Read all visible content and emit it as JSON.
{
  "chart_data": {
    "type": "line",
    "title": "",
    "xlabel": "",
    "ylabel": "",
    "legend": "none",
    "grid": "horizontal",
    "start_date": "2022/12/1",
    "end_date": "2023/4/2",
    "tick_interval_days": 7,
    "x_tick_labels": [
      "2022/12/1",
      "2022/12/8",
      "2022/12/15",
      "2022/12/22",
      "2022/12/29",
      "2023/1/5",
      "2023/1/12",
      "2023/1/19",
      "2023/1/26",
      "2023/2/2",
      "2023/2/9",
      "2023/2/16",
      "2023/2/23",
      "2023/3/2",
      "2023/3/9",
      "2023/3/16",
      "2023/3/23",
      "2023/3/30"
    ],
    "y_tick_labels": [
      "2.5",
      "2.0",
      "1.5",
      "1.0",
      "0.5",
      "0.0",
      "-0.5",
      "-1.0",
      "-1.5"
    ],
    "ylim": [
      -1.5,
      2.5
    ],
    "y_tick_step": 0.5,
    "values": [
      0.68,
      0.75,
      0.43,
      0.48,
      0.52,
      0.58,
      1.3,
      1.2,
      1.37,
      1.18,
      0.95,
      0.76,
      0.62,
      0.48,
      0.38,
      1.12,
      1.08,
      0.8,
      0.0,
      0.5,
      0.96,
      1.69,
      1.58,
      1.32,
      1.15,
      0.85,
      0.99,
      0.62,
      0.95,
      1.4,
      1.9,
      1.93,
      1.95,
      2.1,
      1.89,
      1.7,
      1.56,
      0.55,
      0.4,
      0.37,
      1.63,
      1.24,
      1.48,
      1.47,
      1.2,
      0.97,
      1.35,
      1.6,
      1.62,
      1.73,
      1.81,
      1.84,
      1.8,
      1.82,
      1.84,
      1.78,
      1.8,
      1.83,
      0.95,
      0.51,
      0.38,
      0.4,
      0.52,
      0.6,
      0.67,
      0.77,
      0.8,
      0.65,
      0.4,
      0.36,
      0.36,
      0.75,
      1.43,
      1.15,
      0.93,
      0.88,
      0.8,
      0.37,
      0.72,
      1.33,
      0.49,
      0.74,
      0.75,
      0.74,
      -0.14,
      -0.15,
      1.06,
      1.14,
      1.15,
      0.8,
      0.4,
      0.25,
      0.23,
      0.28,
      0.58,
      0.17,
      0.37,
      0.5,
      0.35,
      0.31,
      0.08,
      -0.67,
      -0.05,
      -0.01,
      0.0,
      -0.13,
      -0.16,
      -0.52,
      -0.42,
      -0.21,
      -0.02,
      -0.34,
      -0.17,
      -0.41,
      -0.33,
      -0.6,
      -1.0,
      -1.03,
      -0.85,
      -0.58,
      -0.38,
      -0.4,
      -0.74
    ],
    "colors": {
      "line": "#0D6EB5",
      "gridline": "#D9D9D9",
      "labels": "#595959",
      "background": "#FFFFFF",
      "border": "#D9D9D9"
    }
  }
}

• Task directions
All of the data needs to be printed once more, exactly.

• Answer to this task
Read all visible content and emit it as JSON.
{
  "chart_data": {
    "type": "line",
    "title": "",
    "xlabel": "",
    "ylabel": "",
    "legend": "none",
    "grid": "horizontal",
    "start_date": "2022/12/1",
    "end_date": "2023/4/2",
    "tick_interval_days": 7,
    "x_tick_labels": [
      "2022/12/1",
      "2022/12/8",
      "2022/12/15",
      "2022/12/22",
      "2022/12/29",
      "2023/1/5",
      "2023/1/12",
      "2023/1/19",
      "2023/1/26",
      "2023/2/2",
      "2023/2/9",
      "2023/2/16",
      "2023/2/23",
      "2023/3/2",
      "2023/3/9",
      "2023/3/16",
      "2023/3/23",
      "2023/3/30"
    ],
    "y_tick_labels": [
      "2.5",
      "2.0",
      "1.5",
      "1.0",
      "0.5",
      "0.0",
      "-0.5",
      "-1.0",
      "-1.5"
    ],
    "ylim": [
      -1.5,
      2.5
    ],
    "y_tick_step": 0.5,
    "values": [
      0.68,
      0.75,
      0.43,
      0.48,
      0.52,
      0.58,
      1.3,
      1.2,
      1.37,
      1.18,
      0.95,
      0.76,
      0.62,
      0.48,
      0.38,
      1.12,
      1.08,
      0.8,
      0.0,
      0.5,
      0.96,
      1.69,
      1.58,
      1.32,
      1.15,
      0.85,
      0.99,
      0.62,
      0.95,
      1.4,
      1.9,
      1.93,
      1.95,
      2.1,
      1.89,
      1.7,
      1.56,
      0.55,
      0.4,
      0.37,
      1.63,
      1.24,
      1.48,
      1.47,
      1.2,
      0.97,
      1.35,
      1.6,
      1.62,
      1.73,
      1.81,
      1.84,
      1.8,
      1.82,
      1.84,
      1.78,
      1.8,
      1.83,
      0.95,
      0.51,
      0.38,
      0.4,
      0.52,
      0.6,
      0.67,
      0.77,
      0.8,
      0.65,
      0.4,
      0.36,
      0.36,
      0.75,
      1.43,
      1.15,
      0.93,
      0.88,
      0.8,
      0.37,
      0.72,
      1.33,
      0.49,
      0.74,
      0.75,
      0.74,
      -0.14,
      -0.15,
      1.06,
      1.14,
      1.15,
      0.8,
      0.4,
      0.25,
      0.23,
      0.28,
      0.58,
      0.17,
      0.37,
      0.5,
      0.35,
      0.31,
      0.08,
      -0.67,
      -0.05,
      -0.01,
      0.0,
      -0.13,
      -0.16,
      -0.52,
      -0.42,
      -0.21,
      -0.02,
      -0.34,
      -0.17,
      -0.41,
      -0.33,
      -0.6,
      -1.0,
      -1.03,
      -0.85,
      -0.58,
      -0.38,
      -0.4,
      -0.74
    ],
    "colors": {
      "line": "#0D6EB5",
      "gridline": "#D9D9D9",
      "labels": "#595959",
      "background": "#FFFFFF",
      "border": "#D9D9D9"
    }
  }
}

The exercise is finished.